SET PROBLEM >>
Scan the entries below and count the lines holding the string "терочного". Supply only the number.

>> begin

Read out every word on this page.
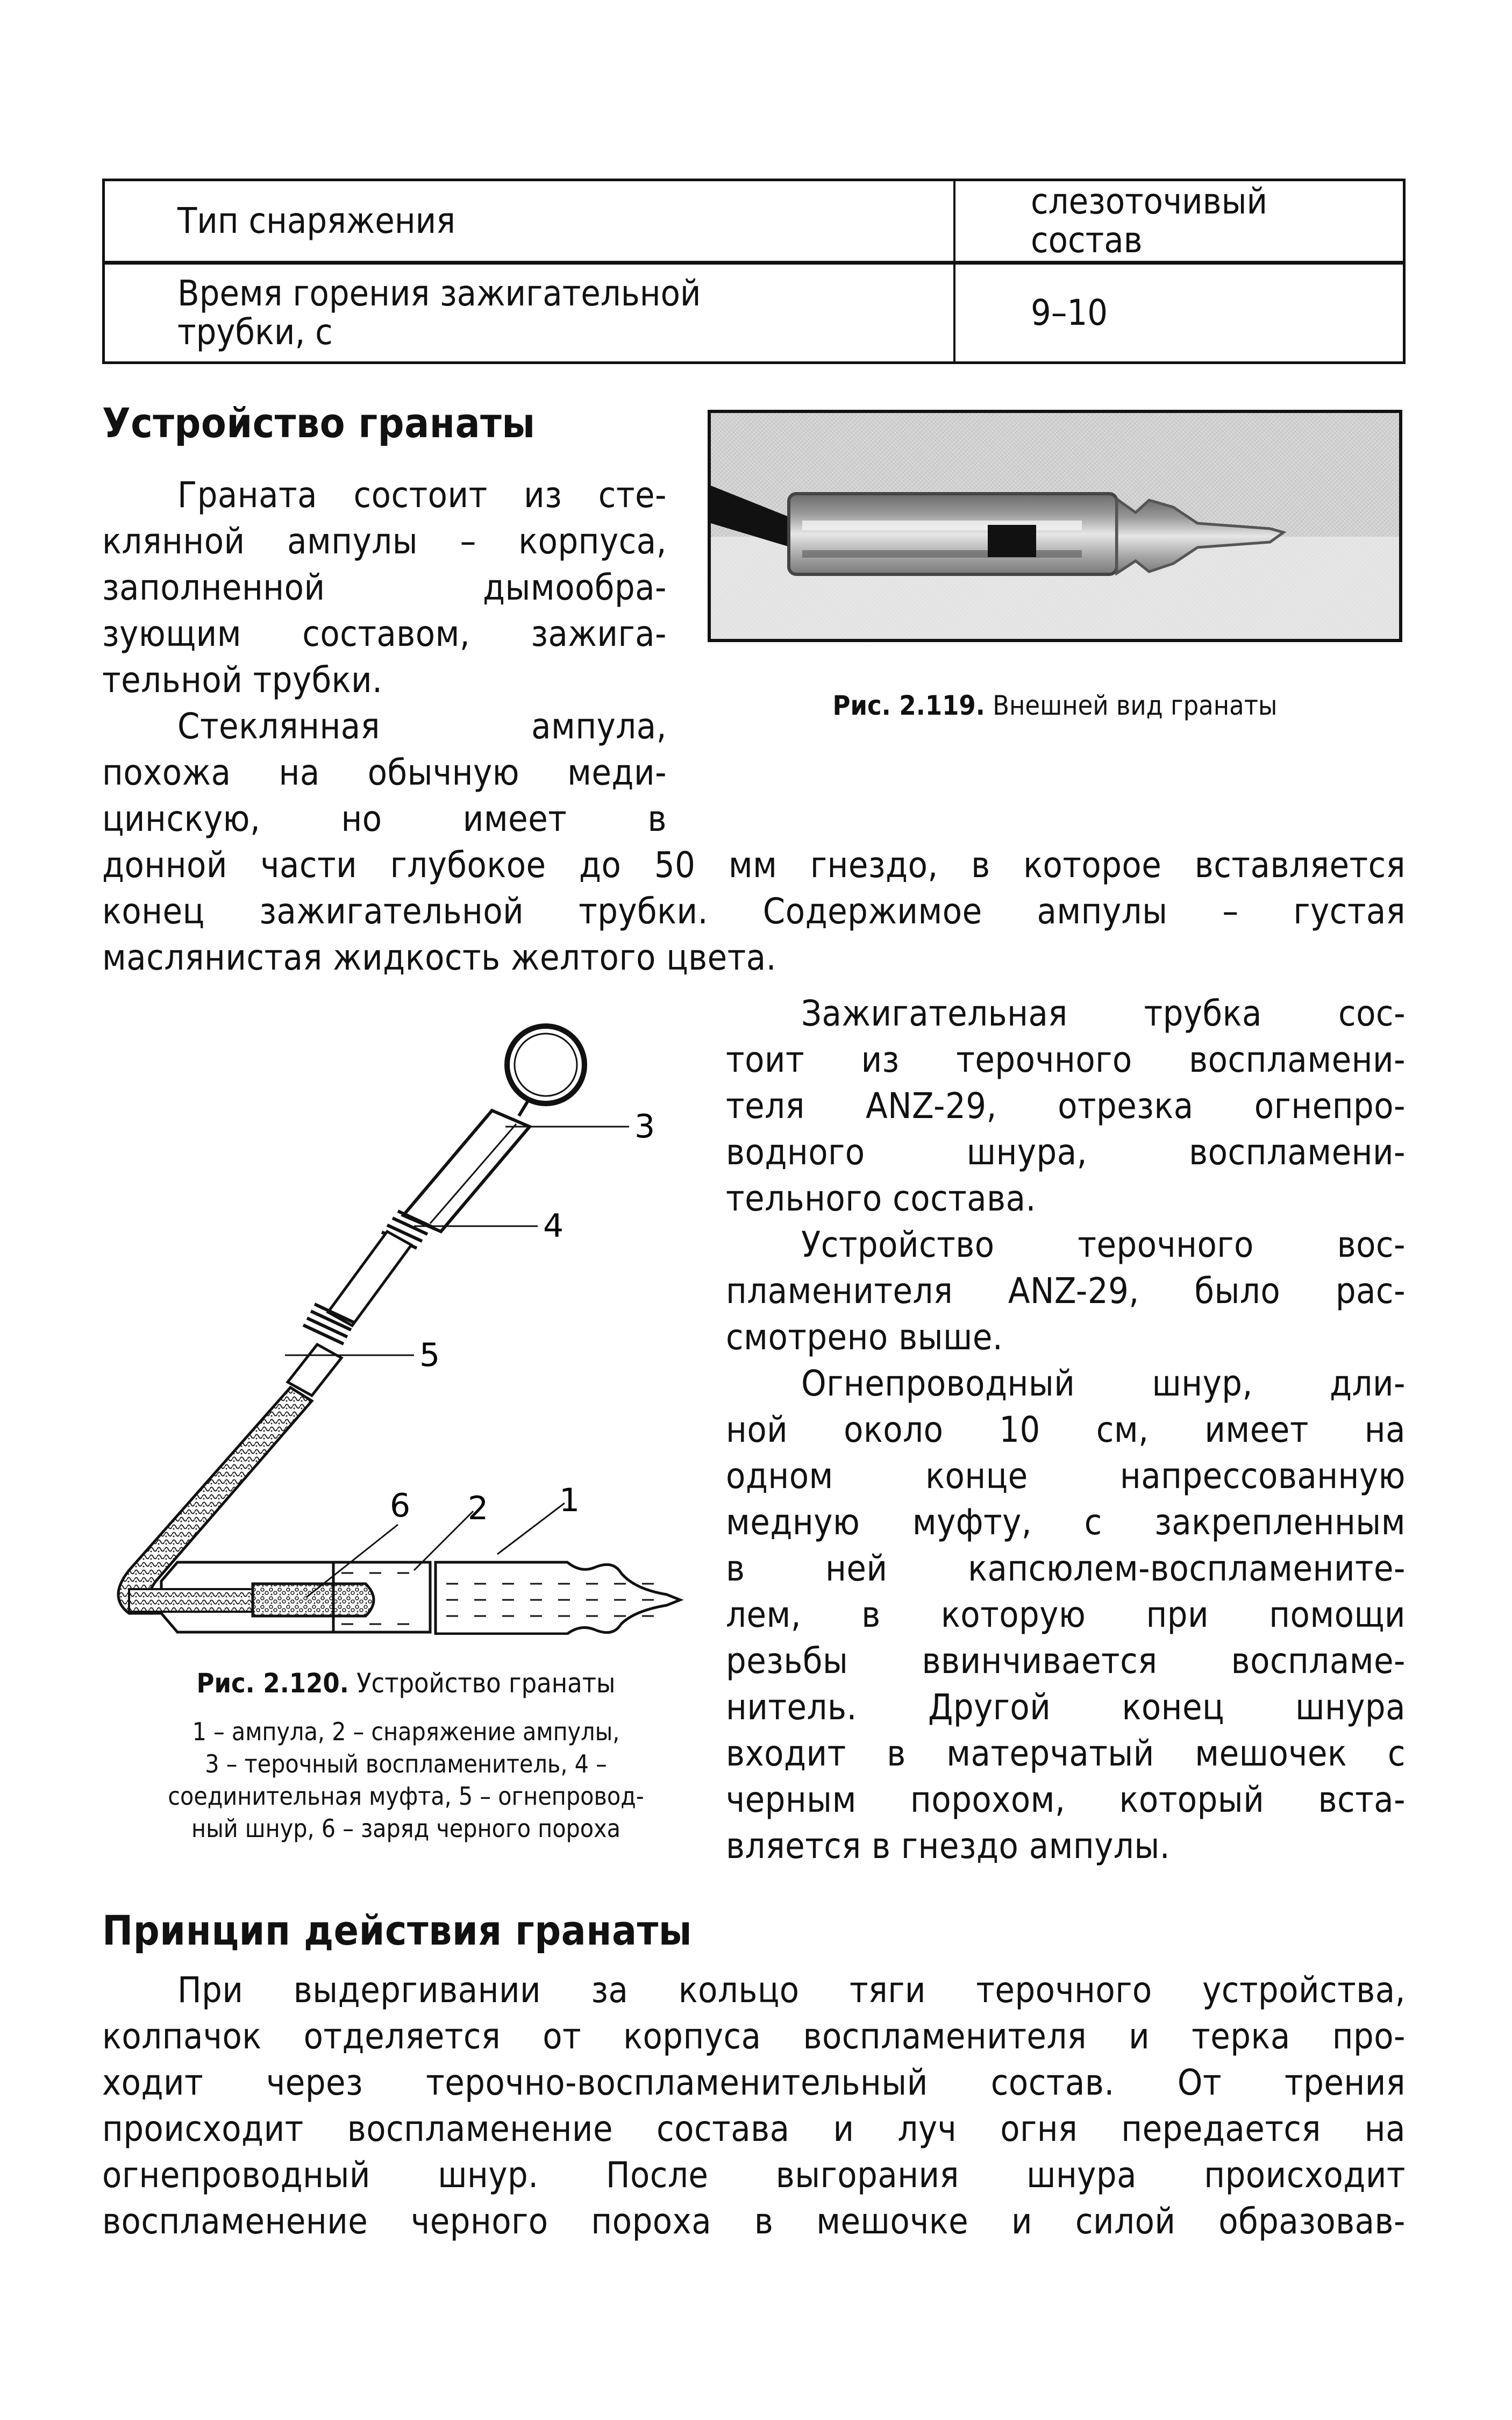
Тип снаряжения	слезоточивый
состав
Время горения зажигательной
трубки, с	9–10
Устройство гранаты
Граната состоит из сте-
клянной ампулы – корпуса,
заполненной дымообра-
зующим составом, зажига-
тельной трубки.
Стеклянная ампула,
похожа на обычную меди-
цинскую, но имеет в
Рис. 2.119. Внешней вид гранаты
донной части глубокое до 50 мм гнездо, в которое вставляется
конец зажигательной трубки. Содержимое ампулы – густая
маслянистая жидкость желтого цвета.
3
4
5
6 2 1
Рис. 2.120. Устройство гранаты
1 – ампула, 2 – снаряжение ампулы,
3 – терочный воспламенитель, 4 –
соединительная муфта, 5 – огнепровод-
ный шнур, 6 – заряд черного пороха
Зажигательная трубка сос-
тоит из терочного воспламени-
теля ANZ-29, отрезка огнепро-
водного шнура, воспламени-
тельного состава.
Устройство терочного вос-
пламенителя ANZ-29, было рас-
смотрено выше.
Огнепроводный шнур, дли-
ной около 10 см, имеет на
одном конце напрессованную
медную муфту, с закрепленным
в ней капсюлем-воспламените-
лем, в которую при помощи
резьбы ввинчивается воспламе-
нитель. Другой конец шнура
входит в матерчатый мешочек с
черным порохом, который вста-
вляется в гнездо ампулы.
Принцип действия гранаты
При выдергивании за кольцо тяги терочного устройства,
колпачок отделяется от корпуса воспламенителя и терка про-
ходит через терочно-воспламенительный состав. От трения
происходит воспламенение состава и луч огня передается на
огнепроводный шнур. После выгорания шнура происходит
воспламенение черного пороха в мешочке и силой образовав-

>> end
>> begin

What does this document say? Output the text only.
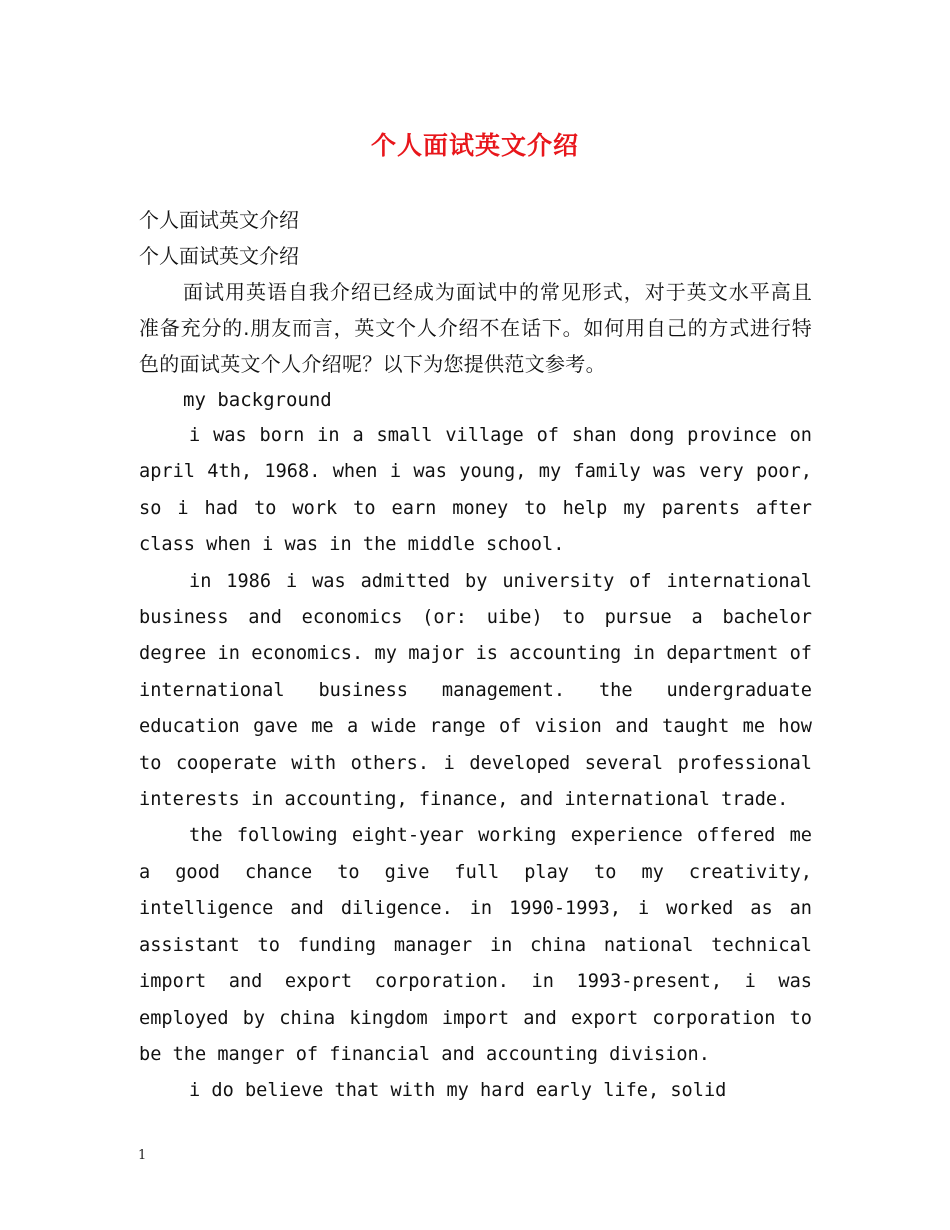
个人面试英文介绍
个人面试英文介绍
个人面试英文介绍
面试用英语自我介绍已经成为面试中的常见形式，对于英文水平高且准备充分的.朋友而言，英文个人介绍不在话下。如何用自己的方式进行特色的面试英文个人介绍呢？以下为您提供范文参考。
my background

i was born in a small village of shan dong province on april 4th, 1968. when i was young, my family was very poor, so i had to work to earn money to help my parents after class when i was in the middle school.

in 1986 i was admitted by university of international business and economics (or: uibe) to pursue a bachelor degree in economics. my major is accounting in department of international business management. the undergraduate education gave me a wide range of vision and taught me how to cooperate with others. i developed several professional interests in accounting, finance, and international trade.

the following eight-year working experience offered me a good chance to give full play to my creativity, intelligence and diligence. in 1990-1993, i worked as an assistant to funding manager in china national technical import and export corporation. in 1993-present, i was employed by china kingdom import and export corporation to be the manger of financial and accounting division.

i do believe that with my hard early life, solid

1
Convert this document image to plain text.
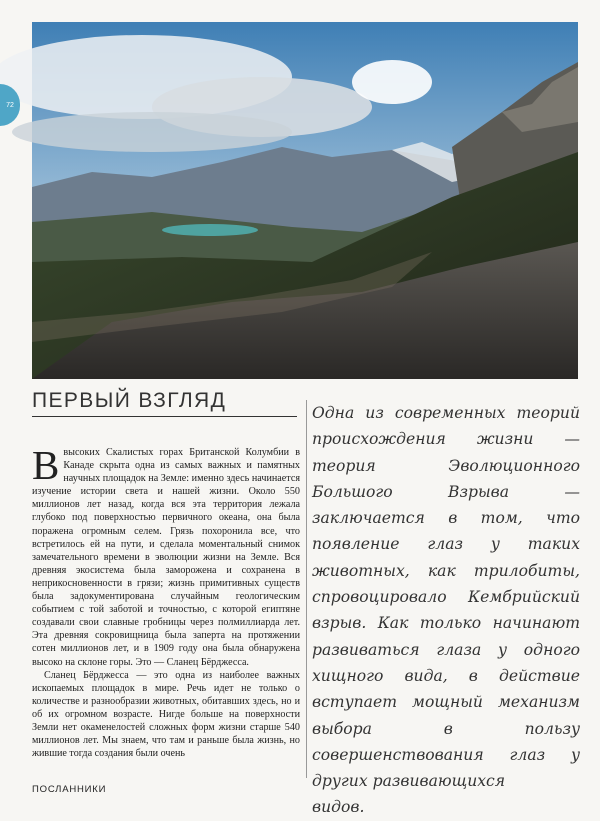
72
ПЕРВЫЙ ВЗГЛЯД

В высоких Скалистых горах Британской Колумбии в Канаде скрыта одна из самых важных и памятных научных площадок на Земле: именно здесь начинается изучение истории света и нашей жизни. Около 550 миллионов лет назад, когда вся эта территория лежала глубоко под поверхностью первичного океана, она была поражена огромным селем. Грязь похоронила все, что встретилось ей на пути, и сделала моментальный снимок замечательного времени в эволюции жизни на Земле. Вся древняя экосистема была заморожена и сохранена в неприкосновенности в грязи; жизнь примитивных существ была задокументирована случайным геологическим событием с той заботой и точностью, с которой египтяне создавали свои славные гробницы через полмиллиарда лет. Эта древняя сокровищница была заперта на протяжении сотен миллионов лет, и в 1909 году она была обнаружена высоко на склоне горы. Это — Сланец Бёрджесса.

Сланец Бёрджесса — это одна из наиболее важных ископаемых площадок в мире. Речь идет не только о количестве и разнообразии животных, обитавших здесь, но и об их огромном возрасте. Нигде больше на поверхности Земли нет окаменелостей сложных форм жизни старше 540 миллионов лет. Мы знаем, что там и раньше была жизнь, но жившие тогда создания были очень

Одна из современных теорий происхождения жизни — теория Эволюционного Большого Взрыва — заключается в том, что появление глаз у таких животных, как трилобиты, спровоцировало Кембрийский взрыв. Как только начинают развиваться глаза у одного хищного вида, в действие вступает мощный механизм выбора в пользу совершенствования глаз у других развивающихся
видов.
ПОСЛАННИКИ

>> end

FINISHED ANSWER >>
3